** Given instruction **
In the material below, identify each line bearing the word "population". Reproduce those lines.

** Extracted material **
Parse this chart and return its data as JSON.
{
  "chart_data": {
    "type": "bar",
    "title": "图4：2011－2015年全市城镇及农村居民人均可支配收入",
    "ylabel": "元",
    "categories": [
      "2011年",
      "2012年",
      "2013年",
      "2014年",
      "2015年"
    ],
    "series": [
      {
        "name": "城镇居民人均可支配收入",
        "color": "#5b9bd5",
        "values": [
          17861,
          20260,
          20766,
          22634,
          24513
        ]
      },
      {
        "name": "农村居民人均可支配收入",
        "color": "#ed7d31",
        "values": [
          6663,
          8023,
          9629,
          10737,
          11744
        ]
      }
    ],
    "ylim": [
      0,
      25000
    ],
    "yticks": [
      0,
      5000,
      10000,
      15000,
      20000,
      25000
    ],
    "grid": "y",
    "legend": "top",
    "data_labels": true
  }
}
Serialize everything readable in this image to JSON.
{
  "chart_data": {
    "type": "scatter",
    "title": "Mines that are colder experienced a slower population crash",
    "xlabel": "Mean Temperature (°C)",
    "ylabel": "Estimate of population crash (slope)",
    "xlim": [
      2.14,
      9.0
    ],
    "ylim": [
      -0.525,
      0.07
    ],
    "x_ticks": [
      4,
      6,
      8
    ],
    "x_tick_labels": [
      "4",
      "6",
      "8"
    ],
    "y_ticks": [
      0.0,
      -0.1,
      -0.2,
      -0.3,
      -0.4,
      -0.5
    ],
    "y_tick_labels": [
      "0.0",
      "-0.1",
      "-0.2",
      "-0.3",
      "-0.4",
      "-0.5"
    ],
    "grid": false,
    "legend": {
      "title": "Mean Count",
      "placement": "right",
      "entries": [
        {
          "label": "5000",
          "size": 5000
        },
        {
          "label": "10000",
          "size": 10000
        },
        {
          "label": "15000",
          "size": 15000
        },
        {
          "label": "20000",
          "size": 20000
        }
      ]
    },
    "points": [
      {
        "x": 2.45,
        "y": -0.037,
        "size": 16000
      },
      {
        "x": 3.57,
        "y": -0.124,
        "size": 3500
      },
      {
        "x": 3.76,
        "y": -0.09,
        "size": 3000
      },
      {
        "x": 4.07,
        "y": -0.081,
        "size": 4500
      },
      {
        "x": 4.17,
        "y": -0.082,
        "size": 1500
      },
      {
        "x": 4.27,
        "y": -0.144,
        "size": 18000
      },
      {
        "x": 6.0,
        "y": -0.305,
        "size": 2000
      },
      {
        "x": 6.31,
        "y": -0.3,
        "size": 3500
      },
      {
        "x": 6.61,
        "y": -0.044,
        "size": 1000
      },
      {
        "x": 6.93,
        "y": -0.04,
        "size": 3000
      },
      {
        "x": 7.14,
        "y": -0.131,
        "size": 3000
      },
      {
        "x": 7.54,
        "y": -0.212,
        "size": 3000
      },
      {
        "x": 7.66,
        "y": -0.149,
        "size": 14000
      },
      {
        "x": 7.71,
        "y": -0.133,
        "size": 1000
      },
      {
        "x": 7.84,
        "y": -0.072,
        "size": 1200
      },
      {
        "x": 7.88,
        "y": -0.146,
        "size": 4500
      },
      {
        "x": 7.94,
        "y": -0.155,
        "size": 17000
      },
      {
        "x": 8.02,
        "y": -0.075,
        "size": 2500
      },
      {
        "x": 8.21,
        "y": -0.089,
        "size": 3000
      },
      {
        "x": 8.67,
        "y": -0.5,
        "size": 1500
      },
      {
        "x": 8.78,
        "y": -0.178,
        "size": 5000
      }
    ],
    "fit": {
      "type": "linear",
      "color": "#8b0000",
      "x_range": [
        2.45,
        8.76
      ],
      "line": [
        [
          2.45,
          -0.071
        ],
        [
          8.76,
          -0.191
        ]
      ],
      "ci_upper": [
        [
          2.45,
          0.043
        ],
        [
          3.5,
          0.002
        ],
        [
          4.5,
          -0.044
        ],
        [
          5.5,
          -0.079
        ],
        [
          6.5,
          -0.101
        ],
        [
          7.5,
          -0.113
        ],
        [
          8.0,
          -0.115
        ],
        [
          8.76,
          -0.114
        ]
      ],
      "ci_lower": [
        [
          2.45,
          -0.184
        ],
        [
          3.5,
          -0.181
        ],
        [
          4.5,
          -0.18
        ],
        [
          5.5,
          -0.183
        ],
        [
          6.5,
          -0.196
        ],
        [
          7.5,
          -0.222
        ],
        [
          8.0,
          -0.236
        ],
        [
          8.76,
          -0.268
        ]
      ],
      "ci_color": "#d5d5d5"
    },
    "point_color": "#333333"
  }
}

** Response **
    "title": "Mines that are colder experienced a slower population crash",
    "ylabel": "Estimate of population crash (slope)",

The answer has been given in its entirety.